Count how many lines mention the word "when". Write that number alone.

-- BEGIN DATA PROVIDED --

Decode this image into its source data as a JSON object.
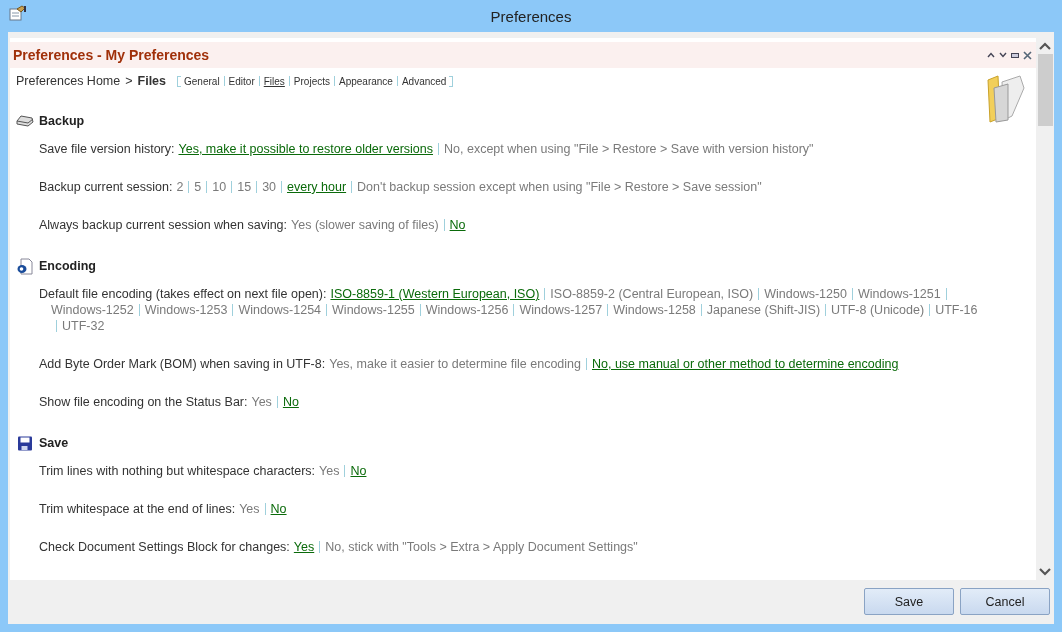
{
  "window": {
    "title": "Preferences"
  },
  "panel": {
    "title": "Preferences - My Preferences"
  },
  "breadcrumb": {
    "home": "Preferences Home",
    "separator": ">",
    "current": "Files"
  },
  "nav": [
    {
      "label": "General",
      "selected": false
    },
    {
      "label": "Editor",
      "selected": false
    },
    {
      "label": "Files",
      "selected": true
    },
    {
      "label": "Projects",
      "selected": false
    },
    {
      "label": "Appearance",
      "selected": false
    },
    {
      "label": "Advanced",
      "selected": false
    }
  ],
  "sections": [
    {
      "title": "Backup",
      "kind": "drive",
      "settings": [
        {
          "label": "Save file version history:",
          "options": [
            {
              "text": "Yes, make it possible to restore older versions",
              "selected": true
            },
            {
              "text": "No, except when using \"File > Restore > Save with version history\"",
              "selected": false
            }
          ]
        },
        {
          "label": "Backup current session:",
          "options": [
            {
              "text": "2",
              "selected": false
            },
            {
              "text": "5",
              "selected": false
            },
            {
              "text": "10",
              "selected": false
            },
            {
              "text": "15",
              "selected": false
            },
            {
              "text": "30",
              "selected": false
            },
            {
              "text": "every hour",
              "selected": true
            },
            {
              "text": "Don't backup session except when using \"File > Restore > Save session\"",
              "selected": false
            }
          ]
        },
        {
          "label": "Always backup current session when saving:",
          "options": [
            {
              "text": "Yes (slower saving of files)",
              "selected": false
            },
            {
              "text": "No",
              "selected": true
            }
          ]
        }
      ]
    },
    {
      "title": "Encoding",
      "kind": "document",
      "settings": [
        {
          "label": "Default file encoding (takes effect on next file open):",
          "options": [
            {
              "text": "ISO-8859-1 (Western European, ISO)",
              "selected": true
            },
            {
              "text": "ISO-8859-2 (Central European, ISO)",
              "selected": false
            },
            {
              "text": "Windows-1250",
              "selected": false
            },
            {
              "text": "Windows-1251",
              "selected": false
            },
            {
              "text": "Windows-1252",
              "selected": false
            },
            {
              "text": "Windows-1253",
              "selected": false
            },
            {
              "text": "Windows-1254",
              "selected": false
            },
            {
              "text": "Windows-1255",
              "selected": false
            },
            {
              "text": "Windows-1256",
              "selected": false
            },
            {
              "text": "Windows-1257",
              "selected": false
            },
            {
              "text": "Windows-1258",
              "selected": false
            },
            {
              "text": "Japanese (Shift-JIS)",
              "selected": false
            },
            {
              "text": "UTF-8 (Unicode)",
              "selected": false
            },
            {
              "text": "UTF-16",
              "selected": false
            },
            {
              "text": "UTF-32",
              "selected": false
            }
          ]
        },
        {
          "label": "Add Byte Order Mark (BOM) when saving in UTF-8:",
          "options": [
            {
              "text": "Yes, make it easier to determine file encoding",
              "selected": false
            },
            {
              "text": "No, use manual or other method to determine encoding",
              "selected": true
            }
          ]
        },
        {
          "label": "Show file encoding on the Status Bar:",
          "options": [
            {
              "text": "Yes",
              "selected": false
            },
            {
              "text": "No",
              "selected": true
            }
          ]
        }
      ]
    },
    {
      "title": "Save",
      "kind": "floppy",
      "settings": [
        {
          "label": "Trim lines with nothing but whitespace characters:",
          "options": [
            {
              "text": "Yes",
              "selected": false
            },
            {
              "text": "No",
              "selected": true
            }
          ]
        },
        {
          "label": "Trim whitespace at the end of lines:",
          "options": [
            {
              "text": "Yes",
              "selected": false
            },
            {
              "text": "No",
              "selected": true
            }
          ]
        },
        {
          "label": "Check Document Settings Block for changes:",
          "options": [
            {
              "text": "Yes",
              "selected": true
            },
            {
              "text": "No, stick with \"Tools > Extra > Apply Document Settings\"",
              "selected": false
            }
          ]
        }
      ]
    }
  ],
  "buttons": [
    {
      "label": "Save"
    },
    {
      "label": "Cancel"
    }
  ]
}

-- END DATA PROVIDED --

# [SOLUTION FOR THIS TASK]
4